→ **EXERCISE DETAILS**
Below are some records; reproduce every one of them exactly.

+---+

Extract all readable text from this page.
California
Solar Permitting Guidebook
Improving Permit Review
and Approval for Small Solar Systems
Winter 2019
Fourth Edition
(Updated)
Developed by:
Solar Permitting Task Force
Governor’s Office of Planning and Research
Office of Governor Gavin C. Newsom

+---+

→ **FINAL RESULT**
Extract all readable text from this page.
California
Solar Permitting Guidebook
Improving Permit Review
and Approval for Small Solar Systems
Winter 2019
Fourth Edition
(Updated)
Developed by:
Solar Permitting Task Force
Governor’s Office of Planning and Research
Office of Governor Gavin C. Newsom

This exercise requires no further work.